> [Aim]:
What is the number of lines containing the word "color"? Give that number alone.
=-=-=
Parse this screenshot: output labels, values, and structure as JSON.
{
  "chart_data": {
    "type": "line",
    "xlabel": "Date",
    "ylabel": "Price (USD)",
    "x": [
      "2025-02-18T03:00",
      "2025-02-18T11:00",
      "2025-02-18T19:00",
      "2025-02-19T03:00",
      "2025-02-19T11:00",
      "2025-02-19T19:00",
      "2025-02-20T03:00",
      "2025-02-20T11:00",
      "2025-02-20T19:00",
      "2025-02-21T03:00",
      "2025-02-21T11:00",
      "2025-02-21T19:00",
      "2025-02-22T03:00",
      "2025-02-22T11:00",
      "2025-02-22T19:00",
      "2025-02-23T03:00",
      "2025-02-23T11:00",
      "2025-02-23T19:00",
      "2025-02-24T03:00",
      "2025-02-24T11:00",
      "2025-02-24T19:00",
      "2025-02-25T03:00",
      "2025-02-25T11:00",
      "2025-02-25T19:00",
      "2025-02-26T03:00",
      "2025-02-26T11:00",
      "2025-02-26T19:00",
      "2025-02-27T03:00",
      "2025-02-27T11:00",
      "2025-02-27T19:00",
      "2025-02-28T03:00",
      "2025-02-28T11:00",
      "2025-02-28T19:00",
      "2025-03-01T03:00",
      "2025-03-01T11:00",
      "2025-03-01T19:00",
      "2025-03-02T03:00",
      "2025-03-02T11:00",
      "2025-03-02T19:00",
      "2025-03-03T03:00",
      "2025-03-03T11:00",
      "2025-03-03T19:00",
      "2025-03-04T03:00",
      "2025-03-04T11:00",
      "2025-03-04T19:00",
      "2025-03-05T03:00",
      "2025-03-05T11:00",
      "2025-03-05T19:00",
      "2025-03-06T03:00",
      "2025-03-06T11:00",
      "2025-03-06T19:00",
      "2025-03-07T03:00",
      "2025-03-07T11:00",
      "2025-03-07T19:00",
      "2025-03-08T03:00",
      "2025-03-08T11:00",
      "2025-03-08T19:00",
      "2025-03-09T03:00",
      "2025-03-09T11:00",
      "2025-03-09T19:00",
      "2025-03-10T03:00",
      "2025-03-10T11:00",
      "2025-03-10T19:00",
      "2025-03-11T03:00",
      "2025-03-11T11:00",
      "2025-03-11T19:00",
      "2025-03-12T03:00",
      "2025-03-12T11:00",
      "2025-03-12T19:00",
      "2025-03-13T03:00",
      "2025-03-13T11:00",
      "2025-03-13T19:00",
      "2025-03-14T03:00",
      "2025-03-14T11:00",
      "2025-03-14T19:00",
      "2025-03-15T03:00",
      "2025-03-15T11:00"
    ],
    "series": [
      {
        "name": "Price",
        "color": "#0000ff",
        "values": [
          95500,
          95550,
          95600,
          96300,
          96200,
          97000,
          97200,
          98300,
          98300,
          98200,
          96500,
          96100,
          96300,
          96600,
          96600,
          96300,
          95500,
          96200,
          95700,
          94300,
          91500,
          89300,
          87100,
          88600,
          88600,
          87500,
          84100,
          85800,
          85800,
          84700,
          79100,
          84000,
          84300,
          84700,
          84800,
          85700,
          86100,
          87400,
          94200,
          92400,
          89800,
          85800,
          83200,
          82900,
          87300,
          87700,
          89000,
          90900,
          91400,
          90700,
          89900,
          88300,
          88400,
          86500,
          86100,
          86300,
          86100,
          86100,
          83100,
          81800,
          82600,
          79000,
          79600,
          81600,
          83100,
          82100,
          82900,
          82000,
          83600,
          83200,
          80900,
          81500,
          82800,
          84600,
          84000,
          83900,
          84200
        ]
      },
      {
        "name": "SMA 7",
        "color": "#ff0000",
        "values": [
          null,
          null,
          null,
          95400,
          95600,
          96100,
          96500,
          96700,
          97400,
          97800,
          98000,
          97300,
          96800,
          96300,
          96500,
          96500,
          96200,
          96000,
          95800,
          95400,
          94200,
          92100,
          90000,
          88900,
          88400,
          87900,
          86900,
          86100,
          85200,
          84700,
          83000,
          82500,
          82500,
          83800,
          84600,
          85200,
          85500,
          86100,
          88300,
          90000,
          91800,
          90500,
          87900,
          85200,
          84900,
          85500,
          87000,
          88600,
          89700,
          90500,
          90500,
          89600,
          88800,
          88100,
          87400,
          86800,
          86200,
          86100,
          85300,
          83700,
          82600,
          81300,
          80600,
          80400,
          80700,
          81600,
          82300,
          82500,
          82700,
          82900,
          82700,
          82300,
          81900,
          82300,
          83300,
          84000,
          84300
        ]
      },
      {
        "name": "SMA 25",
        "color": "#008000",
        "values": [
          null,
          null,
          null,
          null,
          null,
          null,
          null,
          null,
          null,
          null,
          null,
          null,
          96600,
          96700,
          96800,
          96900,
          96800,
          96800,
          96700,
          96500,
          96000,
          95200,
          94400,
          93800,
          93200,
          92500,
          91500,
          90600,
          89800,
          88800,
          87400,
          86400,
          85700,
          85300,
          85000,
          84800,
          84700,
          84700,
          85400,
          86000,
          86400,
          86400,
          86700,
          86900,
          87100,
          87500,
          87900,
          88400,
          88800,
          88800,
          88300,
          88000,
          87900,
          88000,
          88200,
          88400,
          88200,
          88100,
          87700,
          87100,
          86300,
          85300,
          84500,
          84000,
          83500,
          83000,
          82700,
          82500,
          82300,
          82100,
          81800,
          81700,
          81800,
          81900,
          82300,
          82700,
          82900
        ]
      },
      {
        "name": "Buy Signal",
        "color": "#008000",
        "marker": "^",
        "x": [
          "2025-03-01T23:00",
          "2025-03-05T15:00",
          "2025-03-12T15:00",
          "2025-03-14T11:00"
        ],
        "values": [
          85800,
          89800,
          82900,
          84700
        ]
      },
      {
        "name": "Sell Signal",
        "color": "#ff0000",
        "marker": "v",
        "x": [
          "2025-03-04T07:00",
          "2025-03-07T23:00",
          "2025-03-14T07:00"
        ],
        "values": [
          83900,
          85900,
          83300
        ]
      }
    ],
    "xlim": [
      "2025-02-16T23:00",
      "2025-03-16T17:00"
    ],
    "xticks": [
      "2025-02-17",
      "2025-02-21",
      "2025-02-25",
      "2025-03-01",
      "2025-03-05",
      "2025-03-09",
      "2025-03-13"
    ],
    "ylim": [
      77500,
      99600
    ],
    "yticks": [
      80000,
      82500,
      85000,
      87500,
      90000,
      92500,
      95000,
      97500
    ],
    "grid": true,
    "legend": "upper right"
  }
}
=-=-=
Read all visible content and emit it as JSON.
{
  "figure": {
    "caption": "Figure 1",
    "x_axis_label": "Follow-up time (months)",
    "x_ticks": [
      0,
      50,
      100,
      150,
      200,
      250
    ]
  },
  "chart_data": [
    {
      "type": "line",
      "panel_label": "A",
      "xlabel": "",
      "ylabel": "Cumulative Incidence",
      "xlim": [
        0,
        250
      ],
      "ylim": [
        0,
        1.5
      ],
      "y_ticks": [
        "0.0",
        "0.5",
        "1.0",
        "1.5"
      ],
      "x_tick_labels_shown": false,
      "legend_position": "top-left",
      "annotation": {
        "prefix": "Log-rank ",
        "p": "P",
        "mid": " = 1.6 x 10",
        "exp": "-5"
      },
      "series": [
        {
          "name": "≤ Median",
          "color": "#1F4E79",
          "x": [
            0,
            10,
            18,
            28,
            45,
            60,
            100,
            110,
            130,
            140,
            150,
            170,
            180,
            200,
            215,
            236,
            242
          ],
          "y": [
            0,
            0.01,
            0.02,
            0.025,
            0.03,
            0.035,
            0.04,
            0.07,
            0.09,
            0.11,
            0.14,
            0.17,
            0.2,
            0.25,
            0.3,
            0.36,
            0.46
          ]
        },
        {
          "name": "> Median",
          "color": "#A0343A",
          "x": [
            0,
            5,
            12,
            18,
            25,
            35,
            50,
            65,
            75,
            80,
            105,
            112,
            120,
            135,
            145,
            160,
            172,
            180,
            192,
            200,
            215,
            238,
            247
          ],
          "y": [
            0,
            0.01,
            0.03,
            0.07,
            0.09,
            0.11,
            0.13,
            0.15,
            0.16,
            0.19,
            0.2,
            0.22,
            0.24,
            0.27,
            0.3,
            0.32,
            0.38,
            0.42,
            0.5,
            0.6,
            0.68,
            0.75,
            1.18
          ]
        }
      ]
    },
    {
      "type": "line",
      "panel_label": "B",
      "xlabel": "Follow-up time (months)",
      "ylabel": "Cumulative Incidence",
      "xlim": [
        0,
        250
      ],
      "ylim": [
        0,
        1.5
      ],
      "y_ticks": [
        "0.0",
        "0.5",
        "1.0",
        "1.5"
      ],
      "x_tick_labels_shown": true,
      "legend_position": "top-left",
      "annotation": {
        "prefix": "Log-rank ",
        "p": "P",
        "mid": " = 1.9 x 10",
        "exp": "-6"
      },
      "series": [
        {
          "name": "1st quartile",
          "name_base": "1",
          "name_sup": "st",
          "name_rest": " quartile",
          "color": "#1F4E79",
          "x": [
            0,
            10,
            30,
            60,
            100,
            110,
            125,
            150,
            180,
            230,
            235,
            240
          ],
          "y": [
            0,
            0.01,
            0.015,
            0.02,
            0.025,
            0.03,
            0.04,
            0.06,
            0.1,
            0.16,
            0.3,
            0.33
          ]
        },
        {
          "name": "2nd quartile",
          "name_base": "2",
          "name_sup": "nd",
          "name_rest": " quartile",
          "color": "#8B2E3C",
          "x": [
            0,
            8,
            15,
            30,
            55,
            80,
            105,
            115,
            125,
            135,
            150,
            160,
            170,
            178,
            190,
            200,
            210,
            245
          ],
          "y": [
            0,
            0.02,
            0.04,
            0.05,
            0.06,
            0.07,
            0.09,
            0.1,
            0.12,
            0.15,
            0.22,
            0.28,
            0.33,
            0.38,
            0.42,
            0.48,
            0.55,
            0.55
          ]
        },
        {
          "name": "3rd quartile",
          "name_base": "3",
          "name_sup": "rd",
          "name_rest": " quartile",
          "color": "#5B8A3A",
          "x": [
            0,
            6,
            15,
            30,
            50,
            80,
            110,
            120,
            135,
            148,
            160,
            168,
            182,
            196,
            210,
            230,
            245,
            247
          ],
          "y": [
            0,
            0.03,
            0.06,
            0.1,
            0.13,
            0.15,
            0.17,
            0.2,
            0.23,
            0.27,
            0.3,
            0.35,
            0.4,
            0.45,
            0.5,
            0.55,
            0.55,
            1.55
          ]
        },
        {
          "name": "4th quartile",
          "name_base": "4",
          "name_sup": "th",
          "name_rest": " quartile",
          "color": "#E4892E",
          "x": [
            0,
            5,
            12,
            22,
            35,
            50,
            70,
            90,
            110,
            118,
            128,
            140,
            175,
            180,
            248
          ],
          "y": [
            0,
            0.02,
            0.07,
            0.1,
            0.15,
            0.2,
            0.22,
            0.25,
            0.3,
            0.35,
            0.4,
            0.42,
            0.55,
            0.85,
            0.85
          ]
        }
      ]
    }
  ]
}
=-=-=
> [Expected output]:
11